- [TO BE DONE]: Restate the records that follow word for word; no pictures should appear.

- [Collected data]:
#####

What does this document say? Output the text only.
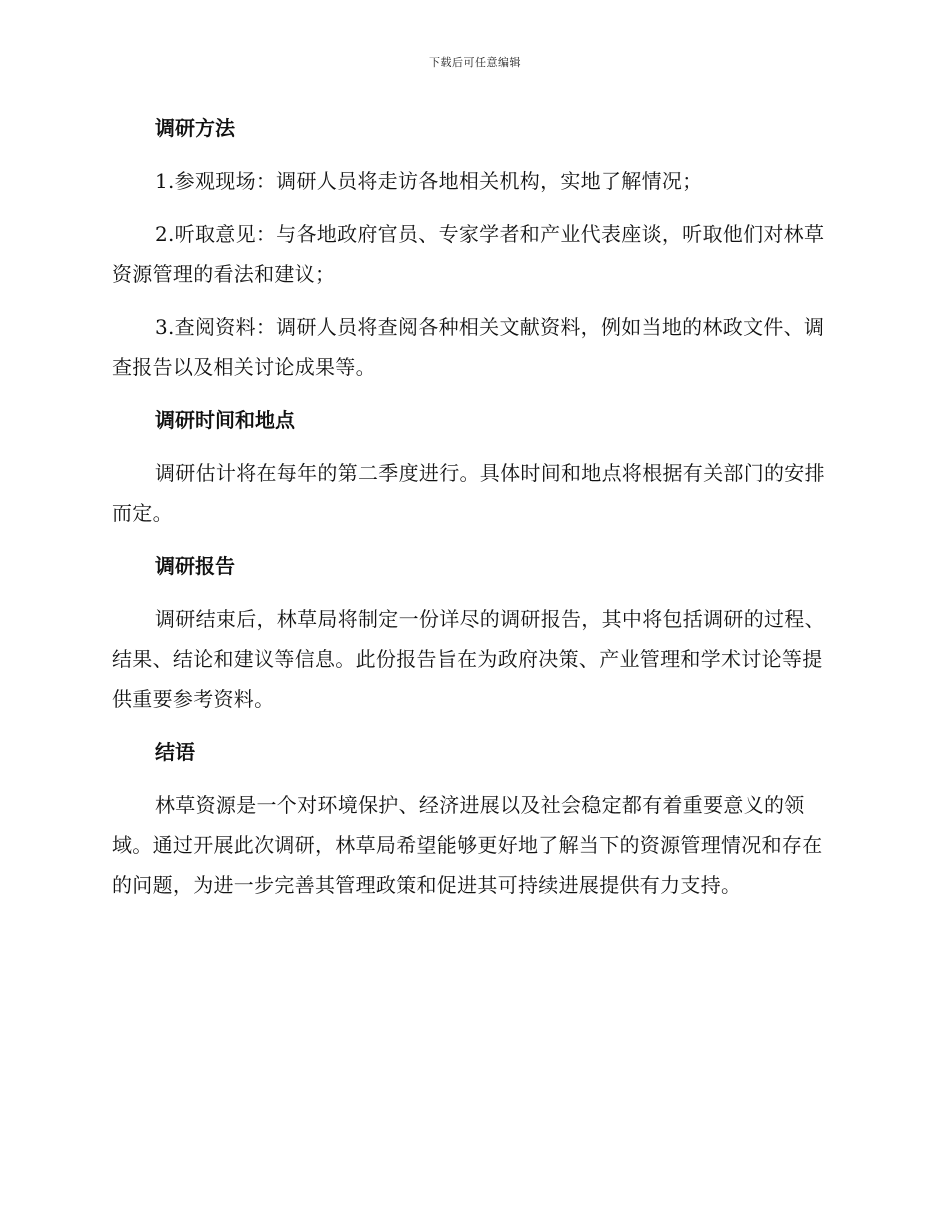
下载后可任意编辑
调研方法

1.参观现场：调研人员将走访各地相关机构，实地了解情况；

2.听取意见：与各地政府官员、专家学者和产业代表座谈，听取他们对林草资源管理的看法和建议；

3.查阅资料：调研人员将查阅各种相关文献资料，例如当地的林政文件、调查报告以及相关讨论成果等。

调研时间和地点

调研估计将在每年的第二季度进行。具体时间和地点将根据有关部门的安排而定。

调研报告

调研结束后，林草局将制定一份详尽的调研报告，其中将包括调研的过程、结果、结论和建议等信息。此份报告旨在为政府决策、产业管理和学术讨论等提供重要参考资料。

结语

林草资源是一个对环境保护、经济进展以及社会稳定都有着重要意义的领域。通过开展此次调研，林草局希望能够更好地了解当下的资源管理情况和存在的问题，为进一步完善其管理政策和促进其可持续进展提供有力支持。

#####

- [FINAL RESULT]:
What does this document say? Output the text only.
下载后可任意编辑
调研方法

1.参观现场：调研人员将走访各地相关机构，实地了解情况；

2.听取意见：与各地政府官员、专家学者和产业代表座谈，听取他们对林草资源管理的看法和建议；

3.查阅资料：调研人员将查阅各种相关文献资料，例如当地的林政文件、调查报告以及相关讨论成果等。

调研时间和地点

调研估计将在每年的第二季度进行。具体时间和地点将根据有关部门的安排而定。

调研报告

调研结束后，林草局将制定一份详尽的调研报告，其中将包括调研的过程、结果、结论和建议等信息。此份报告旨在为政府决策、产业管理和学术讨论等提供重要参考资料。

结语

林草资源是一个对环境保护、经济进展以及社会稳定都有着重要意义的领域。通过开展此次调研，林草局希望能够更好地了解当下的资源管理情况和存在的问题，为进一步完善其管理政策和促进其可持续进展提供有力支持。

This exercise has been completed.